__Treść polecenia__:
Przepisz bez zmian fragment tekstu o historii polskiego żeglarstwa: zacznij od słów „W książce utrwalone”, a zakończ na słowach „okrągłe stulecie! Może?”.

__Tekst do przeczytania__:

++++++++++

Tak się złożyło w naszej trudnej historii Polski, że historię polskiego żeglarstwa zaczęliśmy „pisać” wraz z odzyskaniem Niepodległości, a nawet ciut wcześniej.Żmudnej pracy opisania tej historii podjęli się Aleksander Kaszowski i Zbigniew Urbanyi w monumentalnym dziele
„Polskie jachty na oceanach” [
Wydawnictwo Morskie Gdańsk 1986]. Nieżyczliwi, jakich w Polsce zawsze jest pod dostatkiem, zarzucali autorom serwilizm wobec władz PRL. Rzeczywiście, w słowie „Od Autorów” czytamy w pewnym miejscu:
Poparcie władz i szeroki dostęp do morza stworzyły zupełnie odmienne warunki rozwoju sportu żeglarskiego (!). A jak Szanowni Autorzy mieli sobie zapewnić przychylność cenzury i wydanie tak obszernej książki?! Już kawałek dalej używają eufemizmu
...mimo przejściowych trudności (!). Ci, którym dane było żyć w tamtych czasach wiedzą, co się kryło za tym określeniem! De facto dopiero 3 lata po śmierci J. Stalina nastąpiła odwilż w sprawach żeglarstwa, a w 1959 roku uruchomiono drugi, po Jastarni, ośrodek szkoleniowy PZŻ w Trzebieży. Miałem „przyjemność” napełniać sienniki słomą na rozpoczęcie I turnusu w lipcu 1959 r.
W książce utrwalone zostały osiągnięcia polskich żeglarzy i polskich jachtów. Wspomniana książka jest niedostępna, a rosną kolejne pokolenia, dla których historia dokonań polskich żeglarzy jest białą plamą. W 2004 r. minęło 80 lat od zarejestrowania Polskiego Związku Żeglarskiego i z wielką pompą przygotowywano to jako 80-lecie tego związku. Sugerowałem, aby z tej okazji wznowić to wydanie - bezskutecznie. Wmawiano nam, że Jubileusz PZŻ jest tożsamy z historią polskiego żeglarstwa. Wielka szkoda, bo kto czytał tę książkę, przekona się, że historia związku a historia żeglarstwa to dwie różne sprawy i musi pochylić czoła nad skalą gigantycznej pracy jaką wykonali Autorzy. Szkoda, że wiele pokoleń żeglarzy nie ma do niej dostępu. Dalej nie tracę nadziei, że jednak druk zostanie wznowiony. Mamy teraz 90-lecie, a za 10 lat okrągłe stulecie! Może?

++++++++++

__Dane__:
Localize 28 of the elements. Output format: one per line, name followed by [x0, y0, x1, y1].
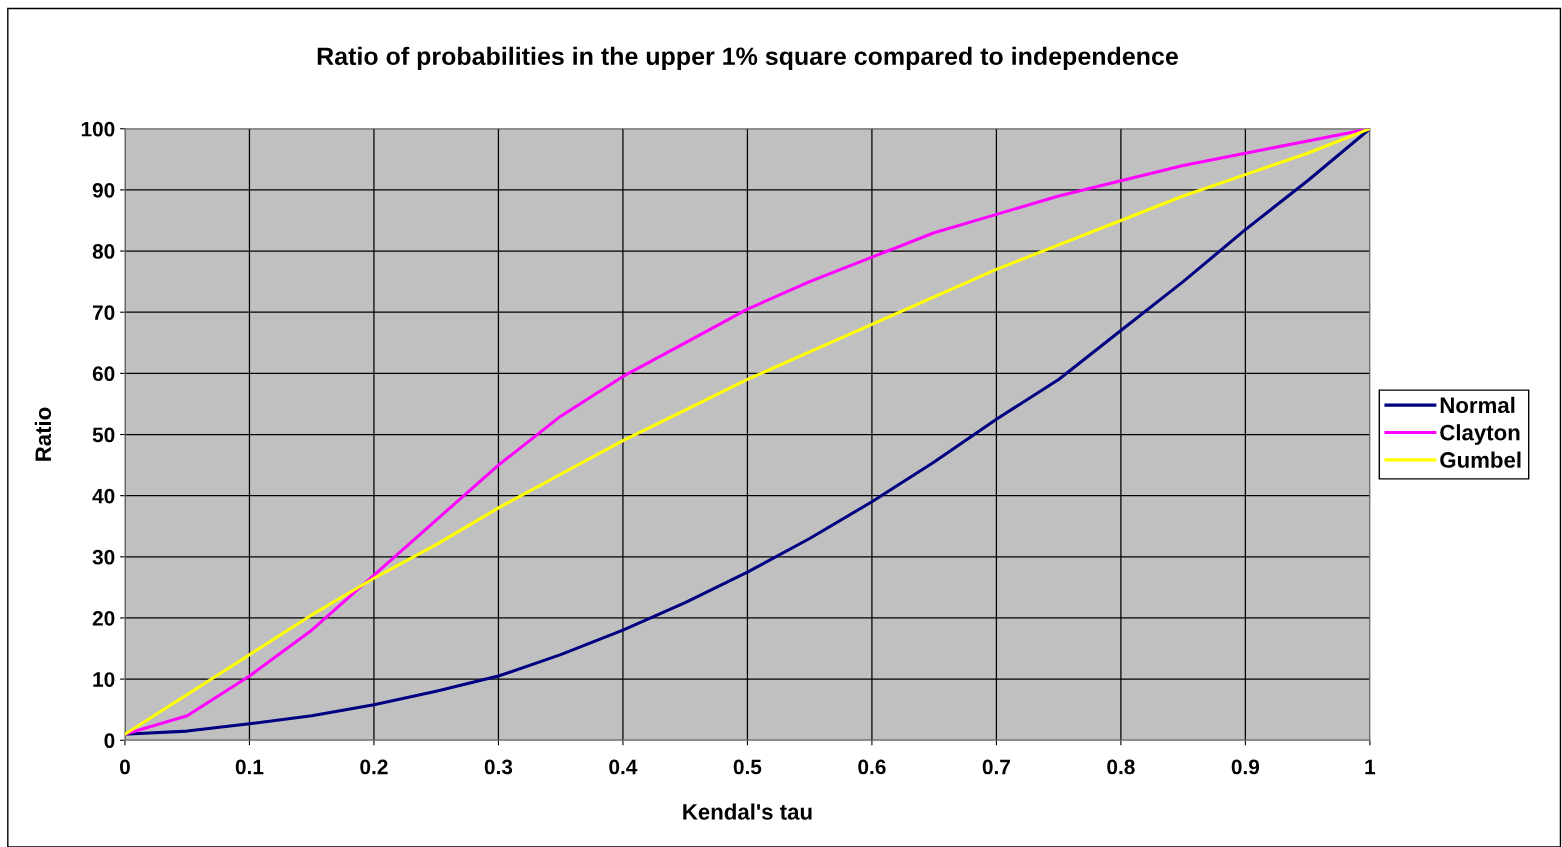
y-axis-title: Ratio	[34, 407, 52, 461]
y-tick-label: 60	[92, 366, 115, 382]
y-tick-label: 90	[92, 182, 115, 198]
legend-label: Clayton	[1440, 424, 1520, 445]
legend-label: Normal	[1440, 396, 1515, 414]
y-tick-label: 10	[93, 672, 115, 687]
x-tick-label: 0.3	[484, 759, 513, 775]
y-tick-label: 80	[92, 244, 115, 259]
x-tick-label: 0.6	[858, 759, 886, 775]
x-tick-label: 0.2	[360, 759, 388, 775]
chart-title: Ratio of probabilities in the upper 1% square compared to independence	[317, 46, 1178, 71]
x-tick-label: 0.5	[733, 759, 762, 775]
y-tick-label: 20	[92, 610, 115, 626]
y-tick-label: 100	[81, 121, 115, 137]
x-tick-label: 0.1	[235, 759, 264, 775]
x-tick-label: 0.8	[1107, 759, 1135, 775]
y-tick-label: 30	[92, 549, 115, 565]
x-tick-label: 1	[1365, 759, 1376, 775]
y-tick-label: 0	[104, 733, 115, 749]
x-tick-label: 0.9	[1231, 759, 1260, 775]
y-tick-label: 40	[92, 488, 115, 504]
y-tick-label: 70	[92, 305, 115, 320]
x-tick-label: 0	[119, 759, 130, 775]
x-tick-label: 0.4	[609, 759, 638, 775]
legend-label: Gumbel	[1440, 451, 1521, 468]
x-tick-label: 0.7	[982, 759, 1010, 775]
y-tick-label: 50	[92, 427, 115, 443]
x-axis-title: Kendal's tau	[683, 803, 812, 820]
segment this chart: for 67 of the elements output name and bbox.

++++++++++

__Rozwiązanie zadania__:
W książce utrwalone zostały osiągnięcia polskich żeglarzy i polskich jachtów. Wspomniana książka jest niedostępna, a rosną kolejne pokolenia, dla których historia dokonań polskich żeglarzy jest białą plamą. W 2004 r. minęło 80 lat od zarejestrowania Polskiego Związku Żeglarskiego i z wielką pompą przygotowywano to jako 80-lecie tego związku. Sugerowałem, aby z tej okazji wznowić to wydanie - bezskutecznie. Wmawiano nam, że Jubileusz PZŻ jest tożsamy z historią polskiego żeglarstwa. Wielka szkoda, bo kto czytał tę książkę, przekona się, że historia związku a historia żeglarstwa to dwie różne sprawy i musi pochylić czoła nad skalą gigantycznej pracy jaką wykonali Autorzy. Szkoda, że wiele pokoleń żeglarzy nie ma do niej dostępu. Dalej nie tracę nadziei, że jednak druk zostanie wznowiony. Mamy teraz 90-lecie, a za 10 lat okrągłe stulecie! Może?